Items from a data source
** begin **

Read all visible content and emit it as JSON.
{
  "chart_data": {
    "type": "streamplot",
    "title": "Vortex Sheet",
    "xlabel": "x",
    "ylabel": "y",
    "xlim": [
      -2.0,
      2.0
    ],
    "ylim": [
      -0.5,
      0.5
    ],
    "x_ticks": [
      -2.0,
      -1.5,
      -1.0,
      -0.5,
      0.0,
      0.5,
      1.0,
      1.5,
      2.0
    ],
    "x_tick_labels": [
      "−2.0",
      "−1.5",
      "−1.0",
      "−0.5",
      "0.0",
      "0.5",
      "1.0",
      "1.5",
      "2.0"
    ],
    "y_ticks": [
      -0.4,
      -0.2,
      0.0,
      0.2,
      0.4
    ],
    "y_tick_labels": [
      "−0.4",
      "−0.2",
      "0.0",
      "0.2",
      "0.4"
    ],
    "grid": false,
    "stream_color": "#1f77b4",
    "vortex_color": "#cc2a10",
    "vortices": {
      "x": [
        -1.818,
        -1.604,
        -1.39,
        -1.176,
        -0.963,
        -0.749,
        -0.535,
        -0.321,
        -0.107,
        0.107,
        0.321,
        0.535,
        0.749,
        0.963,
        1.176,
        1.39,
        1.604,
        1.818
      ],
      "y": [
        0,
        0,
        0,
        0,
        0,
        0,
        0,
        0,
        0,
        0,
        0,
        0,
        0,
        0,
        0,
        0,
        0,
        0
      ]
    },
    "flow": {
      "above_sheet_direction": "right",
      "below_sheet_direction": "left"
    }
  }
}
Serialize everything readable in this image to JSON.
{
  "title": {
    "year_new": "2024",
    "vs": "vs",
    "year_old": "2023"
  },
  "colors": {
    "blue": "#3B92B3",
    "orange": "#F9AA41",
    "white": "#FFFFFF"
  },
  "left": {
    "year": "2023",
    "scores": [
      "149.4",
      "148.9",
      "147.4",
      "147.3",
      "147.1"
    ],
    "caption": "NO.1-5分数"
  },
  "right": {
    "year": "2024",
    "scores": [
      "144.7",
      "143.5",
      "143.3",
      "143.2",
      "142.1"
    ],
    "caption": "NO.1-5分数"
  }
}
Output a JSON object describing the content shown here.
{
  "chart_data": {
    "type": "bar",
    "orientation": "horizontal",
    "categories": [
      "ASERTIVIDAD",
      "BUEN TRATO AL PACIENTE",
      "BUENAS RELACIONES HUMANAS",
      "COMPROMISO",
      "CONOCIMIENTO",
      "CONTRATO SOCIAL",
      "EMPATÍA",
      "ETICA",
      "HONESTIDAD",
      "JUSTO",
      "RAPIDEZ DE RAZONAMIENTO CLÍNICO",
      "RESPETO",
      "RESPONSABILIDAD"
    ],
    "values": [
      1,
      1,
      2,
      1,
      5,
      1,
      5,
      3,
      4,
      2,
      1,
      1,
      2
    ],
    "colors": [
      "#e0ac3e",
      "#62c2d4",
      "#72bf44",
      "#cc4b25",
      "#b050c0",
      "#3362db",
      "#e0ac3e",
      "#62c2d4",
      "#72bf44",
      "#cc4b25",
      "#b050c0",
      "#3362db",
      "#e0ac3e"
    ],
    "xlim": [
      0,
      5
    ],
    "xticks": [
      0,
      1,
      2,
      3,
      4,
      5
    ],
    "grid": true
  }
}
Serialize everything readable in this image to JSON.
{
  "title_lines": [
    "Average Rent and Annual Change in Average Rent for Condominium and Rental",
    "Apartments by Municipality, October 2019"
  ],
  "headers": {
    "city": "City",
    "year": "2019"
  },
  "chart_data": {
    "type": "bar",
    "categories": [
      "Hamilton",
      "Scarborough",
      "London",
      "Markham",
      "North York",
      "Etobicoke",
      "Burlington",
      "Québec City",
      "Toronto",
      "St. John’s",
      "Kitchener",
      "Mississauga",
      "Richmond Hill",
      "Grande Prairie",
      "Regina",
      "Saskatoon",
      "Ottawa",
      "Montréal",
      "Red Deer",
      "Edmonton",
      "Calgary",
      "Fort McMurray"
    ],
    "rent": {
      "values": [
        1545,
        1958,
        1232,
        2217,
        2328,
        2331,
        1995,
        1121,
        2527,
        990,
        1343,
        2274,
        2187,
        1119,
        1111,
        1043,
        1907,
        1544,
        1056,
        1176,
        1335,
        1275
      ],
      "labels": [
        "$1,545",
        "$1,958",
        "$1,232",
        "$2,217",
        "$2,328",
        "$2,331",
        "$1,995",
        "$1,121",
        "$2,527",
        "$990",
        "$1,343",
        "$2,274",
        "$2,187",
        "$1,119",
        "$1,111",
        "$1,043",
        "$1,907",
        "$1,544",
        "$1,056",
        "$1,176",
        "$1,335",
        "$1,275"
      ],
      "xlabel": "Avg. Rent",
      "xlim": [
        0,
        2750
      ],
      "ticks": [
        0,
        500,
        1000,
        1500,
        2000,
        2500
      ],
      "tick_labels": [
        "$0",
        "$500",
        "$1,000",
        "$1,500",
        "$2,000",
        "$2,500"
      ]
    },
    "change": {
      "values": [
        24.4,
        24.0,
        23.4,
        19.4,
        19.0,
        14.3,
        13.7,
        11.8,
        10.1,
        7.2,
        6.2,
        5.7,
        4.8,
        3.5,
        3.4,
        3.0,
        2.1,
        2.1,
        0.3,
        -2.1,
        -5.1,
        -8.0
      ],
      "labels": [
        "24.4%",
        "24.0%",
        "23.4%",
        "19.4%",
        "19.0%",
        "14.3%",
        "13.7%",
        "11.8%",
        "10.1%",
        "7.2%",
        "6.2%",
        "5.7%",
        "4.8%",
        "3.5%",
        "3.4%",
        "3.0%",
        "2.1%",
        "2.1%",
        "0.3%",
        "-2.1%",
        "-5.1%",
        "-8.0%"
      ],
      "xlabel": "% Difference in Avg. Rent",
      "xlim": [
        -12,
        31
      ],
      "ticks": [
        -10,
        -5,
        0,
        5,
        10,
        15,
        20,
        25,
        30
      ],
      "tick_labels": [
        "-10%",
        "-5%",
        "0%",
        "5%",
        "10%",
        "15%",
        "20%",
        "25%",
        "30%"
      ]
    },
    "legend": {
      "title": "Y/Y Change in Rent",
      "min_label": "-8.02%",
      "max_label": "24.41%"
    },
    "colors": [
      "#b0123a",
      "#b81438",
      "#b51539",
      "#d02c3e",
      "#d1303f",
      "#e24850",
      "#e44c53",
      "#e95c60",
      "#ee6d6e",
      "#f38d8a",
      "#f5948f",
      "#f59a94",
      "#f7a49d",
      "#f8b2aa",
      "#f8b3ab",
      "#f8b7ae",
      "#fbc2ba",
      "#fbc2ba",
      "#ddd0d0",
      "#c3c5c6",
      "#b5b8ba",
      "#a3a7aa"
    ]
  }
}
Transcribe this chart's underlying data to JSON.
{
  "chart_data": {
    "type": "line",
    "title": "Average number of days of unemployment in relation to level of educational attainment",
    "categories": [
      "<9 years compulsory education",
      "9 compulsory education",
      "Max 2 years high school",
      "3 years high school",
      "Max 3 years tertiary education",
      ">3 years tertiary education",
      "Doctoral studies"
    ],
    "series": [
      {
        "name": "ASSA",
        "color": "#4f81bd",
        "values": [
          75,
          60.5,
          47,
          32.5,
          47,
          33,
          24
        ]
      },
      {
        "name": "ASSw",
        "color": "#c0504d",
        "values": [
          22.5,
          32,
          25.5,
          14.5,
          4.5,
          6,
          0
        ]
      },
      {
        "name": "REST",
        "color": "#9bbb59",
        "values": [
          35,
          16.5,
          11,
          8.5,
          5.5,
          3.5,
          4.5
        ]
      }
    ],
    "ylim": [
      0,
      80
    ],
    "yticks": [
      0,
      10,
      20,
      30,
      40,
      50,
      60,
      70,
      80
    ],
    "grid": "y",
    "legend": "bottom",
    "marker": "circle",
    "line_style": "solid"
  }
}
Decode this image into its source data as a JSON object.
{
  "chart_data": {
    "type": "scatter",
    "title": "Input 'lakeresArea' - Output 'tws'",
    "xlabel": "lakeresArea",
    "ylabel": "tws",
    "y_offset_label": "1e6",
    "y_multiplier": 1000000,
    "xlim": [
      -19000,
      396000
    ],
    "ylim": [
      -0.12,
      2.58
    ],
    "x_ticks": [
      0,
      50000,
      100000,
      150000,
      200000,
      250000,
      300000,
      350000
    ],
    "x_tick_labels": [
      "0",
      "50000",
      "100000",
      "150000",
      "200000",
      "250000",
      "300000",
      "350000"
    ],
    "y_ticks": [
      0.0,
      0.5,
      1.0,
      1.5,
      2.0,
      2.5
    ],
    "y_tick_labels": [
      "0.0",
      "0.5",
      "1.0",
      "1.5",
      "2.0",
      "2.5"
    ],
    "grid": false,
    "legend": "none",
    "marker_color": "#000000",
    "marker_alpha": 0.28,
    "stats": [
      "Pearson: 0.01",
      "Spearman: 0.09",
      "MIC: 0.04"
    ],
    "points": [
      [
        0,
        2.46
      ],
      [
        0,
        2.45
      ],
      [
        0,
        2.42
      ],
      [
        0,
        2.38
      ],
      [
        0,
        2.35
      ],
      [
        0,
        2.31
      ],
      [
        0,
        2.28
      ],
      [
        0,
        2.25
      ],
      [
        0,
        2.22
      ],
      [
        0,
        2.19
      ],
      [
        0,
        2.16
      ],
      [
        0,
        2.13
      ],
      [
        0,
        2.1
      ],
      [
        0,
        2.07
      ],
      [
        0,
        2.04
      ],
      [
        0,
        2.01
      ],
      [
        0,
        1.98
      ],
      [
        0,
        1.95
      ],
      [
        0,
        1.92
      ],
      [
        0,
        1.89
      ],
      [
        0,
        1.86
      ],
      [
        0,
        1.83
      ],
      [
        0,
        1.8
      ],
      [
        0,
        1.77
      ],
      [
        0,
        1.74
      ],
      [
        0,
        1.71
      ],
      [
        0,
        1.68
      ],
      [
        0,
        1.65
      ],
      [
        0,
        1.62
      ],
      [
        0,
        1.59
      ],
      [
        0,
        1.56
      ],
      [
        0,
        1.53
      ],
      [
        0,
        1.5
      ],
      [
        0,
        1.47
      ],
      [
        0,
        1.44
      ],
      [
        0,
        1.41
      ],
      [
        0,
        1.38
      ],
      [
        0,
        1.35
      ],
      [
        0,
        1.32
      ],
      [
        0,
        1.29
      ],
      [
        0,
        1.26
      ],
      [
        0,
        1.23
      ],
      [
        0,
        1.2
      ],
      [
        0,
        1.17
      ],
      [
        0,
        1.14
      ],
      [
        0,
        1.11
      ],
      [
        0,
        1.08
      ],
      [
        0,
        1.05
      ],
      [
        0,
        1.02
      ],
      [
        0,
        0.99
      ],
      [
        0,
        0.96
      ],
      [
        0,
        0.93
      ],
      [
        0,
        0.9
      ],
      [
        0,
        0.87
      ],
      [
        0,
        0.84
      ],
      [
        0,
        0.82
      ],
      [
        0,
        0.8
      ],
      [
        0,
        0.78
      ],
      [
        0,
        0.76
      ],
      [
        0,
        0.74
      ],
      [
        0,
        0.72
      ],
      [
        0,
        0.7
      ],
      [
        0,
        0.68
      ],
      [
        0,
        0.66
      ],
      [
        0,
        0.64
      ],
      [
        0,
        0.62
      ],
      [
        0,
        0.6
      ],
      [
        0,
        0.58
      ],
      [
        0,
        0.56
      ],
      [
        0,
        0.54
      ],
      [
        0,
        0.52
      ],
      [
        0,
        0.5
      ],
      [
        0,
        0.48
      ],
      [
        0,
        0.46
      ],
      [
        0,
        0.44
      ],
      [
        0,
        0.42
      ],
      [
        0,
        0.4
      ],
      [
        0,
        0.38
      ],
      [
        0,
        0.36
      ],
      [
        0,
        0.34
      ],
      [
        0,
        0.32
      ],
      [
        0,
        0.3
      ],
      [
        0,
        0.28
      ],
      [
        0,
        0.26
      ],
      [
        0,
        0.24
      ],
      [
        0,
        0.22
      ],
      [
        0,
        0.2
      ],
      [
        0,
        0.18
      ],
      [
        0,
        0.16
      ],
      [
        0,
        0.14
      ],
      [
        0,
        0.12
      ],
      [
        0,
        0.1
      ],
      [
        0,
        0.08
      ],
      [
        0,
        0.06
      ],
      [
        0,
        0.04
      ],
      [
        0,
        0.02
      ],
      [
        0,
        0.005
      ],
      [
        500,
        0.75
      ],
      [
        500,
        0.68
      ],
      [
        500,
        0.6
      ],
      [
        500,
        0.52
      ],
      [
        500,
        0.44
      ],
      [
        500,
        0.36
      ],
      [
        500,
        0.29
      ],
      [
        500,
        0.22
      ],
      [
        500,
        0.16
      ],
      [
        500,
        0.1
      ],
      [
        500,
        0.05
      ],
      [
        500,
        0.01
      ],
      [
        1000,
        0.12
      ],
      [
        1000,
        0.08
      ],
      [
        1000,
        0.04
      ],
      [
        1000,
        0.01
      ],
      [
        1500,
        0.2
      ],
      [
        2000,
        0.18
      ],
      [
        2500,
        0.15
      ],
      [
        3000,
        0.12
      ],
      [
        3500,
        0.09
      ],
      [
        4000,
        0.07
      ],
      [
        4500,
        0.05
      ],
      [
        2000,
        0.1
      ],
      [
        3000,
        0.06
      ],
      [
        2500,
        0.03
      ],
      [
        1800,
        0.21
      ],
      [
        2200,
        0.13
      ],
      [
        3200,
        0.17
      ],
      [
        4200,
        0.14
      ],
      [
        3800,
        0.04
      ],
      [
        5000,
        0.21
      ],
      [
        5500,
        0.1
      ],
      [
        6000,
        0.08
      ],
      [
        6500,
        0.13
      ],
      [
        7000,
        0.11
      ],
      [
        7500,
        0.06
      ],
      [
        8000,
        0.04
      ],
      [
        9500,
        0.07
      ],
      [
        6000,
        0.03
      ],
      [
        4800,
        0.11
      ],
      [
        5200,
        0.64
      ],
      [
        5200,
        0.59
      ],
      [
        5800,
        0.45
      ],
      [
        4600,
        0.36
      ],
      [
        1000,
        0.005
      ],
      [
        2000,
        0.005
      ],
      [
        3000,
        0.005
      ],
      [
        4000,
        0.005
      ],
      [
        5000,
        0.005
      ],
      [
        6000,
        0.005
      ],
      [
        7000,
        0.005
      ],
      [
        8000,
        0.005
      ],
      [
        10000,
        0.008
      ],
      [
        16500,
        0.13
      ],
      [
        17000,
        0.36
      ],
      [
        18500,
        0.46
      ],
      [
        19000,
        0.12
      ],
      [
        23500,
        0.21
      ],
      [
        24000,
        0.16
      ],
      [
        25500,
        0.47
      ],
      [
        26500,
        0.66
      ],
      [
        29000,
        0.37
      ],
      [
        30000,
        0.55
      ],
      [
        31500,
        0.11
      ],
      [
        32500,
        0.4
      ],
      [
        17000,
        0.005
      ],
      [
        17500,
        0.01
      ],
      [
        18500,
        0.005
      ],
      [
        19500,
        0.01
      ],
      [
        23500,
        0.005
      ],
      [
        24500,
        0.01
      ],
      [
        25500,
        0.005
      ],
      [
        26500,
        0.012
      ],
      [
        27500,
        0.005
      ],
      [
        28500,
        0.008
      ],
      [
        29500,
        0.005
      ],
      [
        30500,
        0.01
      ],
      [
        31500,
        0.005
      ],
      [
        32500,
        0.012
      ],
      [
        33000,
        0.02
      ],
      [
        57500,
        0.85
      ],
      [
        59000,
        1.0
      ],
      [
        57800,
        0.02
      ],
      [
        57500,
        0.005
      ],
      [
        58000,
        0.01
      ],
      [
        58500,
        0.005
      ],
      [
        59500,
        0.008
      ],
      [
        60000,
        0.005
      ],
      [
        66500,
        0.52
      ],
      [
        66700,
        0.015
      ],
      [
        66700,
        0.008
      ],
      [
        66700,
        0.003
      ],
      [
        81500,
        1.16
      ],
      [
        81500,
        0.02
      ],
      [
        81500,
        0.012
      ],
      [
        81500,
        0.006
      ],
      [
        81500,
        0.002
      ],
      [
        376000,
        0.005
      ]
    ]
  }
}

** end **

→ **WRITTEN EXERCISE**: Return all the lines that contain the string "lakeresArea".

→ **RESULT OF THIS TASK**:
    "title": "Input 'lakeresArea' - Output 'tws'",
    "xlabel": "lakeresArea",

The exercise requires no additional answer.